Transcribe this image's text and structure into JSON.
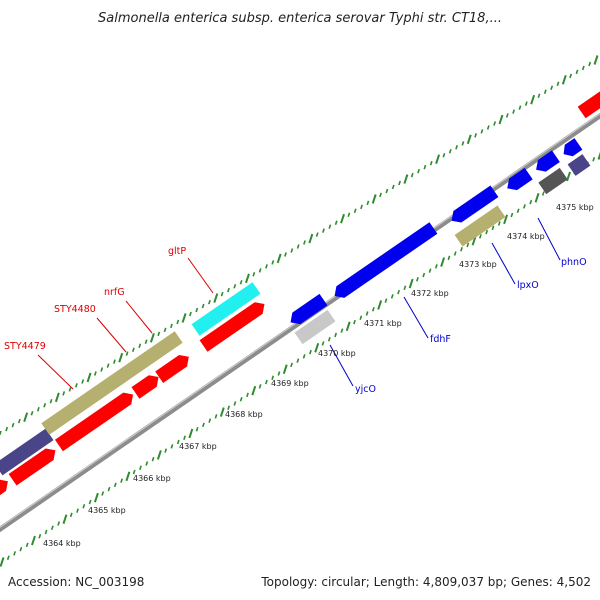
{
  "title": "Salmonella enterica subsp. enterica serovar Typhi str. CT18,...",
  "footer": {
    "accession": "Accession: NC_003198",
    "summary": "Topology: circular; Length: 4,809,037 bp; Genes: 4,502"
  },
  "colors": {
    "backbone": "#8c8c8c",
    "backbone_highlight": "#d0d0d0",
    "tick": "#2e8b2e",
    "forward_label": "#dd0000",
    "reverse_label": "#0000cc",
    "cds_red": "#ff0000",
    "cds_blue": "#0000ee",
    "cds_olive": "#b5b070",
    "cds_slate": "#4a4488",
    "cds_cyan": "#22f0f0",
    "cds_grey": "#c8c8c8",
    "cds_dark": "#555555"
  },
  "tick_labels": [
    "4364 kbp",
    "4365 kbp",
    "4366 kbp",
    "4367 kbp",
    "4368 kbp",
    "4369 kbp",
    "4370 kbp",
    "4371 kbp",
    "4372 kbp",
    "4373 kbp",
    "4374 kbp",
    "4375 kbp"
  ],
  "gene_labels_forward": [
    "gltP",
    "nrfG",
    "STY4480",
    "STY4479"
  ],
  "gene_labels_reverse": [
    "phnO",
    "lpxO",
    "fdhF",
    "yjcO"
  ]
}
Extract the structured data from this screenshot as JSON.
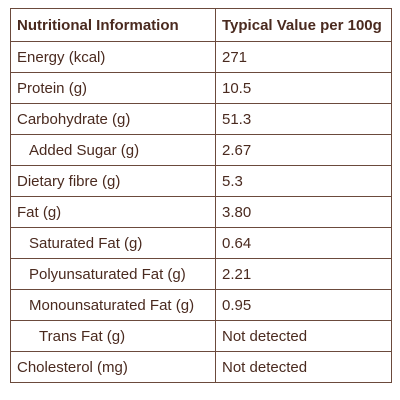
{
  "table": {
    "header": [
      "Nutritional Information",
      "Typical Value per 100g"
    ],
    "rows": [
      [
        "Energy (kcal)",
        "271"
      ],
      [
        "Protein (g)",
        "10.5"
      ],
      [
        "Carbohydrate (g)",
        "51.3"
      ],
      [
        "Added Sugar (g)",
        "2.67"
      ],
      [
        "Dietary fibre (g)",
        "5.3"
      ],
      [
        "Fat (g)",
        "3.80"
      ],
      [
        "Saturated Fat (g)",
        "0.64"
      ],
      [
        "Polyunsaturated Fat (g)",
        "2.21"
      ],
      [
        "Monounsaturated Fat (g)",
        "0.95"
      ],
      [
        "Trans Fat (g)",
        "Not detected"
      ],
      [
        "Cholesterol (mg)",
        "Not detected"
      ]
    ]
  }
}
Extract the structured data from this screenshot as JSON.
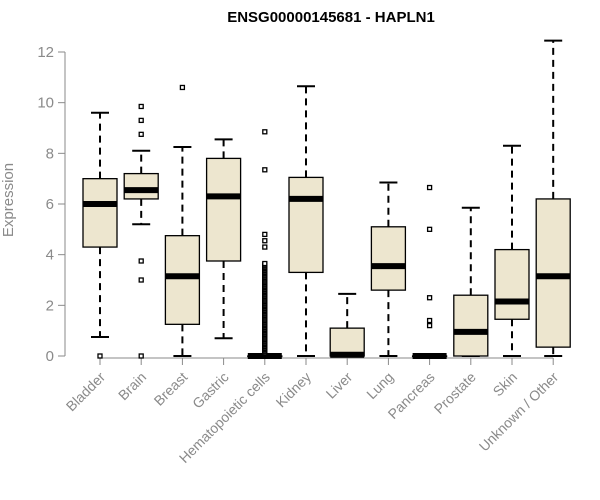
{
  "chart_data": {
    "type": "box",
    "title": "ENSG00000145681 - HAPLN1",
    "xlabel": "",
    "ylabel": "Expression",
    "ylim": [
      0,
      12.4
    ],
    "yticks": [
      0,
      2,
      4,
      6,
      8,
      10,
      12
    ],
    "grid": false,
    "box_fill": "#ede6cf",
    "categories": [
      "Bladder",
      "Brain",
      "Breast",
      "Gastric",
      "Hematopoietic cells",
      "Kidney",
      "Liver",
      "Lung",
      "Pancreas",
      "Prostate",
      "Skin",
      "Unknown / Other"
    ],
    "boxes": [
      {
        "category": "Bladder",
        "whisker_low": 0.75,
        "q1": 4.3,
        "median": 6.0,
        "q3": 7.0,
        "whisker_high": 9.6,
        "outliers": [
          0.0
        ]
      },
      {
        "category": "Brain",
        "whisker_low": 5.2,
        "q1": 6.2,
        "median": 6.55,
        "q3": 7.2,
        "whisker_high": 8.1,
        "outliers": [
          0.0,
          3.0,
          3.75,
          8.75,
          9.3,
          9.85
        ]
      },
      {
        "category": "Breast",
        "whisker_low": 0.0,
        "q1": 1.25,
        "median": 3.15,
        "q3": 4.75,
        "whisker_high": 8.25,
        "outliers": [
          10.6
        ]
      },
      {
        "category": "Gastric",
        "whisker_low": 0.7,
        "q1": 3.75,
        "median": 6.3,
        "q3": 7.8,
        "whisker_high": 8.55,
        "outliers": []
      },
      {
        "category": "Hematopoietic cells",
        "whisker_low": 0.0,
        "q1": 0.0,
        "median": 0.0,
        "q3": 0.0,
        "whisker_high": 0.0,
        "outliers": [
          0.1,
          0.15,
          0.2,
          0.25,
          0.3,
          0.35,
          0.4,
          0.45,
          0.5,
          0.55,
          0.6,
          0.65,
          0.7,
          0.75,
          0.8,
          0.85,
          0.9,
          0.95,
          1.0,
          1.05,
          1.1,
          1.15,
          1.2,
          1.25,
          1.3,
          1.35,
          1.4,
          1.45,
          1.5,
          1.55,
          1.6,
          1.65,
          1.7,
          1.75,
          1.8,
          1.85,
          1.9,
          1.95,
          2.0,
          2.05,
          2.1,
          2.15,
          2.2,
          2.25,
          2.3,
          2.35,
          2.4,
          2.45,
          2.5,
          2.55,
          2.6,
          2.65,
          2.7,
          2.75,
          2.8,
          2.85,
          2.9,
          2.95,
          3.0,
          3.05,
          3.1,
          3.15,
          3.2,
          3.25,
          3.3,
          3.35,
          3.4,
          3.45,
          3.5,
          3.55,
          3.6,
          3.65,
          4.3,
          4.55,
          4.8,
          7.35,
          8.85
        ]
      },
      {
        "category": "Kidney",
        "whisker_low": 0.0,
        "q1": 3.3,
        "median": 6.2,
        "q3": 7.05,
        "whisker_high": 10.65,
        "outliers": []
      },
      {
        "category": "Liver",
        "whisker_low": 0.0,
        "q1": 0.0,
        "median": 0.05,
        "q3": 1.1,
        "whisker_high": 2.45,
        "outliers": []
      },
      {
        "category": "Lung",
        "whisker_low": 0.0,
        "q1": 2.6,
        "median": 3.55,
        "q3": 5.1,
        "whisker_high": 6.85,
        "outliers": []
      },
      {
        "category": "Pancreas",
        "whisker_low": 0.0,
        "q1": 0.0,
        "median": 0.0,
        "q3": 0.0,
        "whisker_high": 0.0,
        "outliers": [
          1.2,
          1.4,
          2.3,
          5.0,
          6.65
        ]
      },
      {
        "category": "Prostate",
        "whisker_low": 0.0,
        "q1": 0.0,
        "median": 0.95,
        "q3": 2.4,
        "whisker_high": 5.85,
        "outliers": []
      },
      {
        "category": "Skin",
        "whisker_low": 0.0,
        "q1": 1.45,
        "median": 2.15,
        "q3": 4.2,
        "whisker_high": 8.3,
        "outliers": []
      },
      {
        "category": "Unknown / Other",
        "whisker_low": 0.0,
        "q1": 0.35,
        "median": 3.15,
        "q3": 6.2,
        "whisker_high": 12.45,
        "outliers": []
      }
    ]
  }
}
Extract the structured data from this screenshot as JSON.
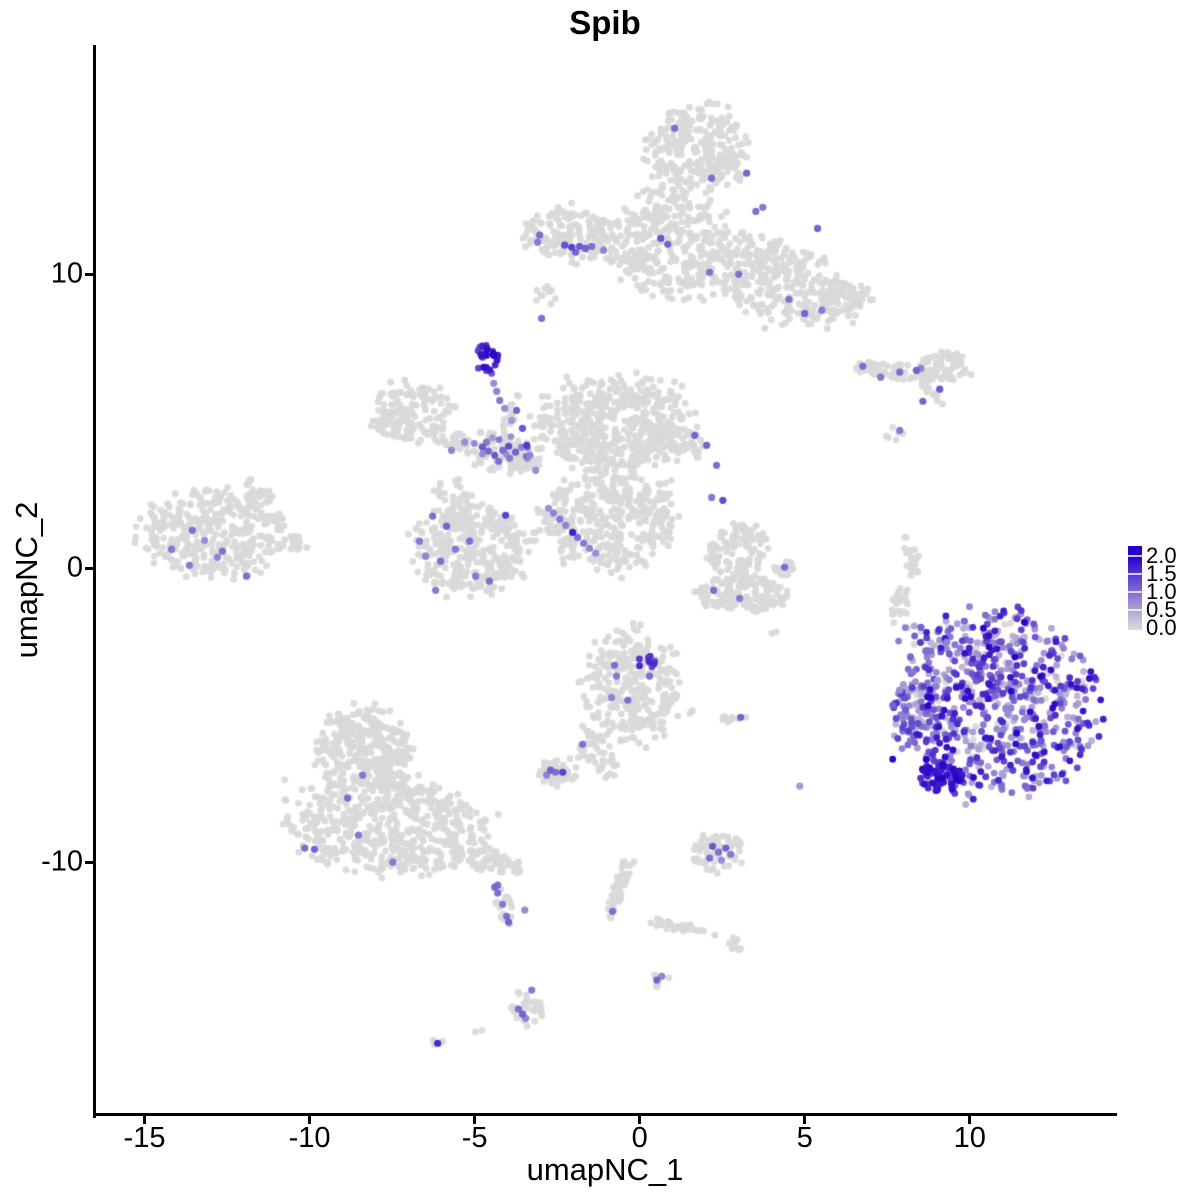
{
  "title": "Spib",
  "axes": {
    "x_label": "umapNC_1",
    "y_label": "umapNC_2",
    "x_tick_labels": [
      "-15",
      "-10",
      "-5",
      "0",
      "5",
      "10"
    ],
    "x_tick_values": [
      -15,
      -10,
      -5,
      0,
      5,
      10
    ],
    "y_tick_labels": [
      "10",
      "0",
      "-10"
    ],
    "y_tick_values": [
      10,
      0,
      -10
    ]
  },
  "legend": {
    "tick_labels": [
      "2.0",
      "1.5",
      "1.0",
      "0.5",
      "0.0"
    ],
    "tick_values": [
      2.0,
      1.5,
      1.0,
      0.5,
      0.0
    ],
    "color_low": "#D9D9D9",
    "color_high": "#2800C8"
  },
  "chart_data": {
    "type": "scatter",
    "title": "Spib",
    "xlabel": "umapNC_1",
    "ylabel": "umapNC_2",
    "xlim": [
      -16.5,
      14.4
    ],
    "ylim": [
      -18.6,
      17.8
    ],
    "x_ticks": [
      -15,
      -10,
      -5,
      0,
      5,
      10
    ],
    "y_ticks": [
      -10,
      0,
      10
    ],
    "grid": false,
    "legend_position": "right",
    "colorbar": {
      "min": 0.0,
      "max": 2.0,
      "ticks": [
        0.0,
        0.5,
        1.0,
        1.5,
        2.0
      ],
      "color_low": "#D9D9D9",
      "color_high": "#2800C8"
    },
    "point_radius_px": 3.4,
    "cluster_format": "[cx, cy, rx, ry, rot_deg, n_points, expr_frac?, expr_lo?, expr_hi?, expr_pow?] — expression t is normalized 0..1 where 1 = 2.0",
    "clusters": [
      [
        1.73,
        14.2,
        1.5,
        1.5,
        0,
        270
      ],
      [
        0.95,
        11.05,
        1.7,
        1.8,
        0,
        310
      ],
      [
        4.2,
        9.8,
        2.45,
        1.35,
        -22,
        340
      ],
      [
        6.2,
        9.2,
        0.8,
        0.6,
        -20,
        60
      ],
      [
        -2.15,
        11.4,
        1.4,
        0.95,
        -5,
        160
      ],
      [
        -0.4,
        10.45,
        0.6,
        0.3,
        -15,
        25
      ],
      [
        -2.88,
        9.25,
        0.36,
        0.44,
        0,
        10
      ],
      [
        -4.64,
        7.14,
        0.34,
        0.44,
        15,
        18,
        1,
        0.78,
        1,
        1
      ],
      [
        -4.62,
        7.1,
        0.5,
        0.6,
        15,
        9,
        1,
        0.5,
        0.78,
        1
      ],
      [
        -3.95,
        5.1,
        0.18,
        1.45,
        -20,
        16
      ],
      [
        -6.9,
        5.3,
        1.2,
        1.05,
        0,
        150
      ],
      [
        -5.8,
        4.45,
        0.6,
        0.32,
        -30,
        24
      ],
      [
        -4.25,
        3.95,
        1.25,
        0.62,
        -15,
        100,
        0.08,
        0.25,
        0.5,
        1
      ],
      [
        -0.75,
        4.9,
        2.3,
        1.55,
        5,
        500
      ],
      [
        1.2,
        4.2,
        0.85,
        0.55,
        -20,
        60
      ],
      [
        -0.9,
        1.65,
        2.0,
        1.7,
        0,
        400
      ],
      [
        -5.6,
        2.15,
        0.6,
        0.95,
        10,
        55
      ],
      [
        -5.1,
        0.55,
        1.7,
        1.45,
        0,
        320
      ],
      [
        -12.9,
        1.2,
        2.1,
        1.45,
        -5,
        350
      ],
      [
        -11.6,
        2.6,
        0.5,
        0.35,
        -30,
        25
      ],
      [
        -10.55,
        0.8,
        0.5,
        0.3,
        0,
        20
      ],
      [
        7.6,
        6.7,
        1.25,
        0.3,
        -6,
        60
      ],
      [
        9.25,
        6.85,
        0.72,
        0.55,
        0,
        60
      ],
      [
        8.85,
        5.95,
        0.5,
        0.15,
        -42,
        12
      ],
      [
        7.76,
        4.6,
        0.28,
        0.28,
        0,
        6
      ],
      [
        8.18,
        0.45,
        0.25,
        0.85,
        8,
        26
      ],
      [
        7.9,
        -1.25,
        0.28,
        0.65,
        -12,
        22
      ],
      [
        10.8,
        -4.65,
        2.9,
        3.0,
        0,
        700,
        0.92,
        0.15,
        0.98,
        1.35
      ],
      [
        8.35,
        -4.85,
        0.75,
        0.95,
        0,
        65,
        0.75,
        0.12,
        0.8,
        1.5
      ],
      [
        9.1,
        -7.05,
        0.75,
        0.55,
        -30,
        60,
        1,
        0.68,
        1,
        1
      ],
      [
        8.7,
        -2.6,
        0.85,
        0.95,
        0,
        18,
        0.5,
        0.2,
        0.6,
        1
      ],
      [
        -0.2,
        -4.0,
        1.4,
        1.9,
        0,
        290
      ],
      [
        0.24,
        -3.2,
        0.28,
        0.22,
        0,
        9,
        1,
        0.55,
        0.85,
        1
      ],
      [
        -1.35,
        -6.35,
        0.45,
        0.95,
        25,
        45
      ],
      [
        -2.5,
        -6.95,
        0.62,
        0.5,
        0,
        48
      ],
      [
        2.8,
        -5.15,
        0.55,
        0.16,
        0,
        10
      ],
      [
        1.55,
        -4.9,
        0.12,
        0.1,
        0,
        3
      ],
      [
        4.06,
        -2.18,
        0.1,
        0.1,
        0,
        2
      ],
      [
        3.0,
        0.6,
        0.9,
        0.9,
        0,
        120
      ],
      [
        3.1,
        -0.85,
        1.35,
        0.6,
        0,
        140
      ],
      [
        4.35,
        0.0,
        0.32,
        0.28,
        0,
        18
      ],
      [
        2.36,
        -9.65,
        0.8,
        0.7,
        0,
        65
      ],
      [
        -0.6,
        -10.8,
        0.22,
        1.15,
        -18,
        40
      ],
      [
        1.2,
        -12.2,
        1.0,
        0.18,
        -12,
        30
      ],
      [
        2.9,
        -12.8,
        0.28,
        0.22,
        0,
        10
      ],
      [
        0.6,
        -14.0,
        0.27,
        0.22,
        0,
        8
      ],
      [
        -8.35,
        -6.2,
        1.4,
        1.4,
        0,
        300
      ],
      [
        -7.7,
        -8.75,
        2.9,
        1.65,
        -8,
        550
      ],
      [
        -4.4,
        -10.0,
        0.95,
        0.38,
        -18,
        60
      ],
      [
        -4.1,
        -11.45,
        0.22,
        0.8,
        5,
        16
      ],
      [
        -3.4,
        -15.0,
        0.5,
        0.6,
        0,
        35
      ],
      [
        -4.9,
        -15.72,
        0.12,
        0.1,
        0,
        2
      ],
      [
        -6.1,
        -16.15,
        0.28,
        0.18,
        20,
        5
      ]
    ],
    "accent_format": "[x, y, t] — individually visible expressing cells, t normalized 0..1 where 1 = 2.0",
    "accent_points": [
      [
        1.06,
        14.97,
        0.5
      ],
      [
        2.18,
        13.27,
        0.5
      ],
      [
        3.24,
        13.44,
        0.55
      ],
      [
        3.52,
        12.14,
        0.5
      ],
      [
        3.73,
        12.28,
        0.45
      ],
      [
        5.39,
        11.56,
        0.55
      ],
      [
        0.64,
        11.22,
        0.6
      ],
      [
        0.85,
        11.02,
        0.55
      ],
      [
        2.12,
        10.07,
        0.5
      ],
      [
        3.0,
        10.0,
        0.5
      ],
      [
        4.52,
        9.15,
        0.5
      ],
      [
        5.0,
        8.67,
        0.55
      ],
      [
        5.52,
        8.78,
        0.45
      ],
      [
        -2.27,
        10.99,
        0.65
      ],
      [
        -2.06,
        10.92,
        0.7
      ],
      [
        -1.82,
        10.95,
        0.6
      ],
      [
        -1.64,
        10.88,
        0.55
      ],
      [
        -1.45,
        10.95,
        0.5
      ],
      [
        -1.94,
        10.75,
        0.55
      ],
      [
        -3.03,
        11.33,
        0.5
      ],
      [
        -3.09,
        11.09,
        0.45
      ],
      [
        -1.09,
        10.82,
        0.4
      ],
      [
        -2.97,
        8.5,
        0.5
      ],
      [
        -4.42,
        6.29,
        0.35
      ],
      [
        -4.33,
        6.02,
        0.4
      ],
      [
        -4.24,
        5.71,
        0.45
      ],
      [
        -4.09,
        5.44,
        0.35
      ],
      [
        -3.88,
        5.03,
        0.3
      ],
      [
        -3.73,
        5.37,
        0.55
      ],
      [
        -3.55,
        4.76,
        0.6
      ],
      [
        -3.42,
        4.18,
        0.75
      ],
      [
        -3.33,
        3.84,
        0.4
      ],
      [
        -3.15,
        3.33,
        0.35
      ],
      [
        -4.76,
        4.12,
        0.6
      ],
      [
        -4.58,
        3.98,
        0.55
      ],
      [
        -4.39,
        3.84,
        0.6
      ],
      [
        -4.15,
        4.01,
        0.5
      ],
      [
        -3.97,
        4.15,
        0.65
      ],
      [
        -3.76,
        3.95,
        0.55
      ],
      [
        -4.27,
        3.64,
        0.5
      ],
      [
        -4.64,
        4.29,
        0.45
      ],
      [
        -3.58,
        4.12,
        0.4
      ],
      [
        -3.94,
        3.74,
        0.45
      ],
      [
        -5.3,
        4.29,
        0.35
      ],
      [
        -5.7,
        4.01,
        0.4
      ],
      [
        1.67,
        4.52,
        0.55
      ],
      [
        2.03,
        4.18,
        0.55
      ],
      [
        2.33,
        3.5,
        0.5
      ],
      [
        2.18,
        2.41,
        0.45
      ],
      [
        2.52,
        2.31,
        0.65
      ],
      [
        -2.76,
        2.04,
        0.35
      ],
      [
        -2.61,
        1.87,
        0.4
      ],
      [
        -2.42,
        1.67,
        0.45
      ],
      [
        -2.24,
        1.46,
        0.4
      ],
      [
        -2.03,
        1.22,
        0.85
      ],
      [
        -1.88,
        1.05,
        0.5
      ],
      [
        -1.7,
        0.85,
        0.45
      ],
      [
        -1.52,
        0.68,
        0.4
      ],
      [
        -1.33,
        0.51,
        0.35
      ],
      [
        -4.06,
        1.8,
        0.7
      ],
      [
        -6.27,
        1.77,
        0.5
      ],
      [
        -5.85,
        1.43,
        0.55
      ],
      [
        -6.67,
        0.92,
        0.45
      ],
      [
        -5.15,
        0.92,
        0.5
      ],
      [
        -5.58,
        0.65,
        0.45
      ],
      [
        -6.48,
        0.41,
        0.4
      ],
      [
        -6.03,
        0.24,
        0.5
      ],
      [
        -4.97,
        -0.27,
        0.45
      ],
      [
        -4.55,
        -0.44,
        0.5
      ],
      [
        -6.18,
        -0.75,
        0.45
      ],
      [
        -13.55,
        1.29,
        0.5
      ],
      [
        -14.18,
        0.65,
        0.45
      ],
      [
        -12.64,
        0.58,
        0.5
      ],
      [
        -12.79,
        0.37,
        0.4
      ],
      [
        -13.64,
        0.1,
        0.45
      ],
      [
        -11.91,
        -0.27,
        0.5
      ],
      [
        -13.18,
        0.95,
        0.35
      ],
      [
        6.76,
        6.87,
        0.5
      ],
      [
        7.3,
        6.5,
        0.45
      ],
      [
        7.88,
        6.67,
        0.5
      ],
      [
        8.39,
        6.73,
        0.55
      ],
      [
        8.52,
        6.8,
        0.4
      ],
      [
        9.09,
        6.09,
        0.6
      ],
      [
        8.58,
        5.68,
        0.55
      ],
      [
        7.88,
        4.69,
        0.45
      ],
      [
        8.52,
        -2.01,
        0.55
      ],
      [
        8.67,
        -2.82,
        0.5
      ],
      [
        8.27,
        -3.54,
        0.45
      ],
      [
        7.88,
        -4.15,
        0.35
      ],
      [
        9.03,
        -3.81,
        0.3
      ],
      [
        7.67,
        -4.66,
        0.55
      ],
      [
        9.3,
        -2.52,
        0.4
      ],
      [
        -0.76,
        -3.3,
        0.5
      ],
      [
        -0.7,
        -3.67,
        0.45
      ],
      [
        -0.36,
        -4.49,
        0.5
      ],
      [
        0.3,
        -3.67,
        0.5
      ],
      [
        -0.85,
        -4.39,
        0.4
      ],
      [
        -1.73,
        -5.99,
        0.5
      ],
      [
        -2.7,
        -6.87,
        0.55
      ],
      [
        -2.55,
        -6.94,
        0.5
      ],
      [
        -2.33,
        -6.94,
        0.7
      ],
      [
        -2.82,
        -7.04,
        0.4
      ],
      [
        3.06,
        -5.07,
        0.55
      ],
      [
        2.21,
        -9.46,
        0.6
      ],
      [
        2.39,
        -9.66,
        0.5
      ],
      [
        2.61,
        -9.52,
        0.55
      ],
      [
        2.76,
        -9.73,
        0.45
      ],
      [
        2.12,
        -9.86,
        0.5
      ],
      [
        2.48,
        -9.93,
        0.35
      ],
      [
        -0.82,
        -11.67,
        0.5
      ],
      [
        0.52,
        -14.01,
        0.55
      ],
      [
        0.67,
        -13.88,
        0.4
      ],
      [
        -4.39,
        -10.85,
        0.55
      ],
      [
        -4.3,
        -11.05,
        0.5
      ],
      [
        -4.15,
        -11.43,
        0.45
      ],
      [
        -3.48,
        -11.63,
        0.35
      ],
      [
        -4.03,
        -11.84,
        0.5
      ],
      [
        -3.97,
        -12.04,
        0.55
      ],
      [
        -3.27,
        -14.35,
        0.45
      ],
      [
        -3.67,
        -15.0,
        0.5
      ],
      [
        -3.55,
        -15.17,
        0.55
      ],
      [
        -3.45,
        -15.31,
        0.4
      ],
      [
        -6.12,
        -16.16,
        0.8
      ],
      [
        4.85,
        -7.41,
        0.3
      ],
      [
        4.39,
        0.03,
        0.5
      ],
      [
        2.24,
        -0.75,
        0.5
      ],
      [
        3.03,
        -1.02,
        0.45
      ],
      [
        -8.39,
        -7.04,
        0.45
      ],
      [
        -8.85,
        -7.82,
        0.5
      ],
      [
        -8.52,
        -9.08,
        0.45
      ],
      [
        -10.15,
        -9.52,
        0.5
      ],
      [
        -9.85,
        -9.56,
        0.55
      ],
      [
        -7.48,
        -10.0,
        0.45
      ],
      [
        -4.3,
        -10.78,
        0.5
      ]
    ]
  }
}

* [What you need to do] Please report every line of the records above that contains the word "cells".

* [Answer box]
      "Hematopoietic cells",
        "category": "Hematopoietic cells",
    "accent_format": "[x, y, t] — individually visible expressing cells, t normalized 0..1 where 1 = 2.0",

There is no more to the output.